# Written request
The listing below should be copied in full, word for word.

[Entries from a dataset]
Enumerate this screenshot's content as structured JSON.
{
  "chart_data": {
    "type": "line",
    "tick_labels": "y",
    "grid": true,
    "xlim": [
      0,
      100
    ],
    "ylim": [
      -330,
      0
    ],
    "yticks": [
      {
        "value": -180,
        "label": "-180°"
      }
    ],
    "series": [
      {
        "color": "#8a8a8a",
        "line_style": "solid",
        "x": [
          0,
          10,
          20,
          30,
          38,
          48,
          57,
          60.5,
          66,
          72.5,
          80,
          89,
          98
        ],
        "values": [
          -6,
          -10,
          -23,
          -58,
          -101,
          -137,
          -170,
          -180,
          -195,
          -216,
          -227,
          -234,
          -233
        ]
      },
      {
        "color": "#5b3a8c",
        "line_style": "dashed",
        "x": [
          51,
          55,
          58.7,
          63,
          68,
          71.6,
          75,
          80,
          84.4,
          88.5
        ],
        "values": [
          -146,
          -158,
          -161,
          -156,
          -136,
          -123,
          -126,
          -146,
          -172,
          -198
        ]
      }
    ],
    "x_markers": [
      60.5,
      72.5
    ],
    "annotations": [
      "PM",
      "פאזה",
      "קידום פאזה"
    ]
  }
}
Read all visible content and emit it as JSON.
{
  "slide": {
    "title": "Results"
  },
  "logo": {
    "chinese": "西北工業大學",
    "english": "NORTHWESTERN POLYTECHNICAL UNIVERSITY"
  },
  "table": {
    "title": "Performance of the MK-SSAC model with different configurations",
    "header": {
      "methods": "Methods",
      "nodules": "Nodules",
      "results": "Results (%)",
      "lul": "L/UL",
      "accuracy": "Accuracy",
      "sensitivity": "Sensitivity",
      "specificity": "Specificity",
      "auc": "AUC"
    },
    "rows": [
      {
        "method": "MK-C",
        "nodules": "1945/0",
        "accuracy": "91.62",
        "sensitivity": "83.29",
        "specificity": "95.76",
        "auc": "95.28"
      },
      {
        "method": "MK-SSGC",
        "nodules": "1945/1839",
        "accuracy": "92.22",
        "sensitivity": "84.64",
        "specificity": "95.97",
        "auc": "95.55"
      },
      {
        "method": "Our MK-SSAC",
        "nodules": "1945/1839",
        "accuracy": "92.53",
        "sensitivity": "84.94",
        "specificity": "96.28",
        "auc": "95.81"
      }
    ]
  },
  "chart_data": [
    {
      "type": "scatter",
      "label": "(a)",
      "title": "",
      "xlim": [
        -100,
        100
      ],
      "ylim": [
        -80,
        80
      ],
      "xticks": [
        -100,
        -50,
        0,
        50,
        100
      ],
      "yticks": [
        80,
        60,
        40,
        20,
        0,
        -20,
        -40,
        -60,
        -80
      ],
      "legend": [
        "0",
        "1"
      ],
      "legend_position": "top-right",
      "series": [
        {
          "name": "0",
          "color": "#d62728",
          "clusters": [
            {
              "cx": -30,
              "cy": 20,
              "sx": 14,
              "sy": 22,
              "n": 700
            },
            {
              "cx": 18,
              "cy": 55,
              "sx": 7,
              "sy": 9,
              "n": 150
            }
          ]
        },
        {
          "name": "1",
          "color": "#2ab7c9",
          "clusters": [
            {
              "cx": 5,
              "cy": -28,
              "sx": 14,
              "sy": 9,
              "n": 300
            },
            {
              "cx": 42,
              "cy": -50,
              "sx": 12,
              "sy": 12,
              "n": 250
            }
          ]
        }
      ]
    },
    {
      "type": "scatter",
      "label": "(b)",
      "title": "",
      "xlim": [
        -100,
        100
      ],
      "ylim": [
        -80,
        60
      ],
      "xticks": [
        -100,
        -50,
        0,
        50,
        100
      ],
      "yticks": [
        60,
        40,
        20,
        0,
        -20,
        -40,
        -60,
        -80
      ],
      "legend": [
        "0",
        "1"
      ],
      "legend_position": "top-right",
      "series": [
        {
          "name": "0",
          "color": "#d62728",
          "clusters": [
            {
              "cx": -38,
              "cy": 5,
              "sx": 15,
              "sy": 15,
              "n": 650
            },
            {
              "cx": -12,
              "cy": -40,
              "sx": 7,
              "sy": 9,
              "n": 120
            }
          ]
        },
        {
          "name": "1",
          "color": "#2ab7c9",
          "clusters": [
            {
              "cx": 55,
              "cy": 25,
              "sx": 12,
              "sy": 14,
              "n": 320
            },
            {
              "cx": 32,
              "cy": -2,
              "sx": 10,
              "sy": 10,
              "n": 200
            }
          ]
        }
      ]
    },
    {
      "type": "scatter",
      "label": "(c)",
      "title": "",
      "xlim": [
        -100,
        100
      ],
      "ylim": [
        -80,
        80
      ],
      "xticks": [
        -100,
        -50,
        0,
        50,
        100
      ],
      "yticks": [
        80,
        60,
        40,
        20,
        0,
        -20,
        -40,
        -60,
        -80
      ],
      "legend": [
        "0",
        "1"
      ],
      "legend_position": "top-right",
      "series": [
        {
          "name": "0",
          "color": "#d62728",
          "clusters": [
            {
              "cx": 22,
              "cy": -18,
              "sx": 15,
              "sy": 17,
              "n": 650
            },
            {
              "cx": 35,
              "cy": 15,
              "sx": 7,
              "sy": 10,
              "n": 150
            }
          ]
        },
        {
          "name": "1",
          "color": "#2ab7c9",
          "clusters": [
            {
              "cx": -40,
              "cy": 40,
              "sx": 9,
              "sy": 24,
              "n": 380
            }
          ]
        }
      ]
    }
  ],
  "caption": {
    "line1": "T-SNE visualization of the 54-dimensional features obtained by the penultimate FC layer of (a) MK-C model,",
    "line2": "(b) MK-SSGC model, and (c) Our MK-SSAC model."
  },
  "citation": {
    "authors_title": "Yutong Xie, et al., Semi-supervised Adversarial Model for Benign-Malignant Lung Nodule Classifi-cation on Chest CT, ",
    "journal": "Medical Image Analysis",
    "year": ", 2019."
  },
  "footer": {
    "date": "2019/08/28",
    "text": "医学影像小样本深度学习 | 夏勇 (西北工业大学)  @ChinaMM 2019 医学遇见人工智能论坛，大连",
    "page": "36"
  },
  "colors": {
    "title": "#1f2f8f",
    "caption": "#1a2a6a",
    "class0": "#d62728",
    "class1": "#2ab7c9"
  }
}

# Solution
Enumerate this screenshot's content as structured JSON.
{
  "chart_data": {
    "type": "line",
    "tick_labels": "y",
    "grid": true,
    "xlim": [
      0,
      100
    ],
    "ylim": [
      -330,
      0
    ],
    "yticks": [
      {
        "value": -180,
        "label": "-180°"
      }
    ],
    "series": [
      {
        "color": "#8a8a8a",
        "line_style": "solid",
        "x": [
          0,
          10,
          20,
          30,
          38,
          48,
          57,
          60.5,
          66,
          72.5,
          80,
          89,
          98
        ],
        "values": [
          -6,
          -10,
          -23,
          -58,
          -101,
          -137,
          -170,
          -180,
          -195,
          -216,
          -227,
          -234,
          -233
        ]
      },
      {
        "color": "#5b3a8c",
        "line_style": "dashed",
        "x": [
          51,
          55,
          58.7,
          63,
          68,
          71.6,
          75,
          80,
          84.4,
          88.5
        ],
        "values": [
          -146,
          -158,
          -161,
          -156,
          -136,
          -123,
          -126,
          -146,
          -172,
          -198
        ]
      }
    ],
    "x_markers": [
      60.5,
      72.5
    ],
    "annotations": [
      "PM",
      "פאזה",
      "קידום פאזה"
    ]
  }
}
Read all visible content and emit it as JSON.
{
  "slide": {
    "title": "Results"
  },
  "logo": {
    "chinese": "西北工業大學",
    "english": "NORTHWESTERN POLYTECHNICAL UNIVERSITY"
  },
  "table": {
    "title": "Performance of the MK-SSAC model with different configurations",
    "header": {
      "methods": "Methods",
      "nodules": "Nodules",
      "results": "Results (%)",
      "lul": "L/UL",
      "accuracy": "Accuracy",
      "sensitivity": "Sensitivity",
      "specificity": "Specificity",
      "auc": "AUC"
    },
    "rows": [
      {
        "method": "MK-C",
        "nodules": "1945/0",
        "accuracy": "91.62",
        "sensitivity": "83.29",
        "specificity": "95.76",
        "auc": "95.28"
      },
      {
        "method": "MK-SSGC",
        "nodules": "1945/1839",
        "accuracy": "92.22",
        "sensitivity": "84.64",
        "specificity": "95.97",
        "auc": "95.55"
      },
      {
        "method": "Our MK-SSAC",
        "nodules": "1945/1839",
        "accuracy": "92.53",
        "sensitivity": "84.94",
        "specificity": "96.28",
        "auc": "95.81"
      }
    ]
  },
  "chart_data": [
    {
      "type": "scatter",
      "label": "(a)",
      "title": "",
      "xlim": [
        -100,
        100
      ],
      "ylim": [
        -80,
        80
      ],
      "xticks": [
        -100,
        -50,
        0,
        50,
        100
      ],
      "yticks": [
        80,
        60,
        40,
        20,
        0,
        -20,
        -40,
        -60,
        -80
      ],
      "legend": [
        "0",
        "1"
      ],
      "legend_position": "top-right",
      "series": [
        {
          "name": "0",
          "color": "#d62728",
          "clusters": [
            {
              "cx": -30,
              "cy": 20,
              "sx": 14,
              "sy": 22,
              "n": 700
            },
            {
              "cx": 18,
              "cy": 55,
              "sx": 7,
              "sy": 9,
              "n": 150
            }
          ]
        },
        {
          "name": "1",
          "color": "#2ab7c9",
          "clusters": [
            {
              "cx": 5,
              "cy": -28,
              "sx": 14,
              "sy": 9,
              "n": 300
            },
            {
              "cx": 42,
              "cy": -50,
              "sx": 12,
              "sy": 12,
              "n": 250
            }
          ]
        }
      ]
    },
    {
      "type": "scatter",
      "label": "(b)",
      "title": "",
      "xlim": [
        -100,
        100
      ],
      "ylim": [
        -80,
        60
      ],
      "xticks": [
        -100,
        -50,
        0,
        50,
        100
      ],
      "yticks": [
        60,
        40,
        20,
        0,
        -20,
        -40,
        -60,
        -80
      ],
      "legend": [
        "0",
        "1"
      ],
      "legend_position": "top-right",
      "series": [
        {
          "name": "0",
          "color": "#d62728",
          "clusters": [
            {
              "cx": -38,
              "cy": 5,
              "sx": 15,
              "sy": 15,
              "n": 650
            },
            {
              "cx": -12,
              "cy": -40,
              "sx": 7,
              "sy": 9,
              "n": 120
            }
          ]
        },
        {
          "name": "1",
          "color": "#2ab7c9",
          "clusters": [
            {
              "cx": 55,
              "cy": 25,
              "sx": 12,
              "sy": 14,
              "n": 320
            },
            {
              "cx": 32,
              "cy": -2,
              "sx": 10,
              "sy": 10,
              "n": 200
            }
          ]
        }
      ]
    },
    {
      "type": "scatter",
      "label": "(c)",
      "title": "",
      "xlim": [
        -100,
        100
      ],
      "ylim": [
        -80,
        80
      ],
      "xticks": [
        -100,
        -50,
        0,
        50,
        100
      ],
      "yticks": [
        80,
        60,
        40,
        20,
        0,
        -20,
        -40,
        -60,
        -80
      ],
      "legend": [
        "0",
        "1"
      ],
      "legend_position": "top-right",
      "series": [
        {
          "name": "0",
          "color": "#d62728",
          "clusters": [
            {
              "cx": 22,
              "cy": -18,
              "sx": 15,
              "sy": 17,
              "n": 650
            },
            {
              "cx": 35,
              "cy": 15,
              "sx": 7,
              "sy": 10,
              "n": 150
            }
          ]
        },
        {
          "name": "1",
          "color": "#2ab7c9",
          "clusters": [
            {
              "cx": -40,
              "cy": 40,
              "sx": 9,
              "sy": 24,
              "n": 380
            }
          ]
        }
      ]
    }
  ],
  "caption": {
    "line1": "T-SNE visualization of the 54-dimensional features obtained by the penultimate FC layer of (a) MK-C model,",
    "line2": "(b) MK-SSGC model, and (c) Our MK-SSAC model."
  },
  "citation": {
    "authors_title": "Yutong Xie, et al., Semi-supervised Adversarial Model for Benign-Malignant Lung Nodule Classifi-cation on Chest CT, ",
    "journal": "Medical Image Analysis",
    "year": ", 2019."
  },
  "footer": {
    "date": "2019/08/28",
    "text": "医学影像小样本深度学习 | 夏勇 (西北工业大学)  @ChinaMM 2019 医学遇见人工智能论坛，大连",
    "page": "36"
  },
  "colors": {
    "title": "#1f2f8f",
    "caption": "#1a2a6a",
    "class0": "#d62728",
    "class1": "#2ab7c9"
  }
}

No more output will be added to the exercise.